## Written exercise 1
Return the text of the virtualization upgrade thread between "This migration just" and "as I remember.", inclusive.
## Written exercise 2
Rewrite the paragraph of the virtualization upgrade thread that begins "Since my servers were migrated to OpenVZ" as a short bulleted list, keeping its main facts.

## Source excerpt
↓↓↓
Virtualization Platform Upgrade

jkstark · Sep 1, 2015

OK - so the migrations are moving along, and I had to deal with that last night.

MAJOR FAIL on the part of KnownHost though - you *NEED* to inform your customers in advance of doing a shutdown for the migration, and set up a schedule for those customers! I was logged on to my machine, to be suddenly and ungraciously booted off with a message from the system stating that the machine was being SHUT DOWN *NOW*.

Opening a ticket on this ended up getting me a response to the lines of "we don't know why it went to a shutdown, give us some time to figure it out." In other words communication between KH and the customer failed, as did communication internally to the support team.

Unfortunately, this was no 5 minute reboot either - it took close to an hour to get back on. Having been in the middle of some heavy lifting on databases, I was concerned about data loss as well. At least I was not doing anything to the OS that might have resulted in partial dependency updates and rendered the system unbootable...

However, now we have had to deal with customers who are curious about why everything was down, and I'm having to deal with a serious lack of sleep from having been up till 2 AM, as I had to finish what had been started prior to the shutdown - and then do further checks to see what exactly had caused the shutdown, since I did not get an answer to that till this morning after I again asked for an update to the reason. The ticket had been left open, but no final followup had been posted until I asked about it again...

Communication please!

(I should add that the concept of a console is great, but having it run in Java is a failing... Most browsers will stop supporting Java very shortly, making the idea of having a console available through the customer side somewhat pointless..)

calpurnio · Sep 1, 2015

I have to agree with you, jkstark, that its not really professional to do any migration "with a forced shutdown", without a clear scheduled program for the customer.
This migration just take place as a surprise for all of us. And may be... at any (not given) time.

You can even put a long time frame (ex. from 2 am to 4 am) but a customer has the right to know the exact day and time frame for this to happen.

I've been with many hosts over the past 10 years, even with the worse ones with a lot of downtimes,
but for "planned" shutdowns, customer has always been aware and prepared, as far as I remember.

KH-Jonathan · Sep 7, 2015

Migrations are 80% complete.

Dek · Sep 17, 2015

Since my servers were migrated to OpenVZ some client disk quotas have become randomly set to unlimited in WHM/cPanel. Some accounts are 'Unlimited' instead of showing exact fixed quotas. Running /scripts/fixquotas multiple times does correct *most* client accounts, but it never corrects them all and many clients will have an unlimited disk quota. Which is not what I want.

Running /scripts/fixquotas a second time to correct the ones not updated on the first execution will allocate unlimited to other accounts that were previously corrected. Basically, running /scripts/fixquotas seems to allocate unlimited quotas to accounts at random.

KH-Jonathan · Sep 21, 2015

Migrations are complete.

curdude · Sep 21, 2015

Nicely done. The system seem to be running ok. Wish we had more options for viewing the system stats and info from OpenVZ.
↑↑↑
## Extracted records
↓↓↓
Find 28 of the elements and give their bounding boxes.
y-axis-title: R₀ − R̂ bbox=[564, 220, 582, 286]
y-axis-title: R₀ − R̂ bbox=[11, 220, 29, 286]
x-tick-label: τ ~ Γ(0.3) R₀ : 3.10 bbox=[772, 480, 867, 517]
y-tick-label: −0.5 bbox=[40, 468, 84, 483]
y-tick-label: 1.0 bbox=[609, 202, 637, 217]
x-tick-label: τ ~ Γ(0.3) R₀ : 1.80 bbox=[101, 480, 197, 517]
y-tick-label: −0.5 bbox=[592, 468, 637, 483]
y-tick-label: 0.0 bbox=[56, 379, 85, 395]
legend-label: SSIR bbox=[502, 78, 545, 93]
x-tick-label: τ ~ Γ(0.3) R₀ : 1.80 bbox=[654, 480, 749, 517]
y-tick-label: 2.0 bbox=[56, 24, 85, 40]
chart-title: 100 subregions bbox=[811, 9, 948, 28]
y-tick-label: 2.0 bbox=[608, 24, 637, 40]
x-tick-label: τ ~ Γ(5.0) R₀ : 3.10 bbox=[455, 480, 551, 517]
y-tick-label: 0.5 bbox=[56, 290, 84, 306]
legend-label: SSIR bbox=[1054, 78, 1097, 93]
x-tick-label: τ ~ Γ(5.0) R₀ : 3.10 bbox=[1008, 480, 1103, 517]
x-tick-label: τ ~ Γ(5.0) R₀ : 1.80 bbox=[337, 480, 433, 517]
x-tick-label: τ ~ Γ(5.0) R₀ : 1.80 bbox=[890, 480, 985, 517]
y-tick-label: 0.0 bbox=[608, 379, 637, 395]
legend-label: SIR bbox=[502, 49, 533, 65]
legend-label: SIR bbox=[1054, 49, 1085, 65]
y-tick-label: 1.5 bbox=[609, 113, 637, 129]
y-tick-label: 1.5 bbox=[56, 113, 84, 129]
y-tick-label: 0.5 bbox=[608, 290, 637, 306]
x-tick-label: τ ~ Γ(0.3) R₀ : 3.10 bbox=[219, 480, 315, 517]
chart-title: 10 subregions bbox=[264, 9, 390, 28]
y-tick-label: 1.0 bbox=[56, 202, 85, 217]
↑↑↑
## Response 1
This migration just take place as a surprise for all of us. And may be... at any (not given) time.

You can even put a long time frame (ex. from 2 am to 4 am) but a customer has the right to know the exact day and time frame for this to happen.

I've been with many hosts over the past 10 years, even with the worse ones with a lot of downtimes,
but for "planned" shutdowns, customer has always been aware and prepared, as far as I remember.

## Response 2
- After the servers were migrated to OpenVZ, some client disk quotas in WHM/cPanel became randomly set to unlimited.
- Those accounts show "Unlimited" instead of their exact fixed quotas.
- Running /scripts/fixquotas several times corrects most client accounts but never all, so many clients keep an unlimited disk quota.
- The poster does not want this.